— What you are asked to do —
Gather from the material every line that contains the string "JSON".

Rows from a figure dataset:
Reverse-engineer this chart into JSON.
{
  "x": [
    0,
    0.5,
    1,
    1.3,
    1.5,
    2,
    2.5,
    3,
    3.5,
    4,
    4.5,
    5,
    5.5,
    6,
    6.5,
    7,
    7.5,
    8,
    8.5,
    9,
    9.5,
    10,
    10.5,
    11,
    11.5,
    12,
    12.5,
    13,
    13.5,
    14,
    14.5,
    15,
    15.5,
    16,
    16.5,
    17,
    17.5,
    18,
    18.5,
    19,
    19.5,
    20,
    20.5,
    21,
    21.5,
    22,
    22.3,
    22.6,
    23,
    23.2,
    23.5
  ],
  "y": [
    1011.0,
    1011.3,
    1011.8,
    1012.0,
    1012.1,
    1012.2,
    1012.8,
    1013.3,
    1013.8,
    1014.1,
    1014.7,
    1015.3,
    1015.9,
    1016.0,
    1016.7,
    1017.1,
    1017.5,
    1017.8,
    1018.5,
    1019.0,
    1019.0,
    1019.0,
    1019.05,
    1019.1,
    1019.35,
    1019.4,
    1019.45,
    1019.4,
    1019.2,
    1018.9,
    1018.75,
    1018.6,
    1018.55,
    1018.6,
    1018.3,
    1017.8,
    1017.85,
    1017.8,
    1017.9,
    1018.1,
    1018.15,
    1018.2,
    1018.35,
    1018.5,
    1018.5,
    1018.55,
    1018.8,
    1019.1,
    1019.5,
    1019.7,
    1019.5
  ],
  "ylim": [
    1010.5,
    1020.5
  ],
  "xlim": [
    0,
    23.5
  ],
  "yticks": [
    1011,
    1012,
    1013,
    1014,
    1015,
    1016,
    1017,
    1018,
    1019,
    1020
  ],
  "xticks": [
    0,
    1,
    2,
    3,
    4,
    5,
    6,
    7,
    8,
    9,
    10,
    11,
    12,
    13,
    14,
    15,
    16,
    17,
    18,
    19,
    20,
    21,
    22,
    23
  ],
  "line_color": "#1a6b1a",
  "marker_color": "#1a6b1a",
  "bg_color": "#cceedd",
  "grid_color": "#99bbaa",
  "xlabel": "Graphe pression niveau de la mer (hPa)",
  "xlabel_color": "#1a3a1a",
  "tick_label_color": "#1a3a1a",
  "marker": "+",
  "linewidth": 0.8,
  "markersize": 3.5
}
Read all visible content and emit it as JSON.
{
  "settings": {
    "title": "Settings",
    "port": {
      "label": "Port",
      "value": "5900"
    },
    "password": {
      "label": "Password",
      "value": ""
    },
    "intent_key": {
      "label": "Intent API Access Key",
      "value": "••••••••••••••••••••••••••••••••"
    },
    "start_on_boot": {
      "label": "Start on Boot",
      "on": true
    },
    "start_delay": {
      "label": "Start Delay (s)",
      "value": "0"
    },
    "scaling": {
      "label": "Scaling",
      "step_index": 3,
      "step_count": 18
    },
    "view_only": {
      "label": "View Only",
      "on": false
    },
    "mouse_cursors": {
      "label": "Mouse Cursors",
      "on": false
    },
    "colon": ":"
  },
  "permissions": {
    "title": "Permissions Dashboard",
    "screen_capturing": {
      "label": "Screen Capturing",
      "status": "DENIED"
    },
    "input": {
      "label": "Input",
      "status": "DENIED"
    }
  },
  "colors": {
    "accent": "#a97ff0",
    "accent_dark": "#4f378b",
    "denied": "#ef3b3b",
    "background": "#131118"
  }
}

— Task result —
Reverse-engineer this chart into JSON.
Read all visible content and emit it as JSON.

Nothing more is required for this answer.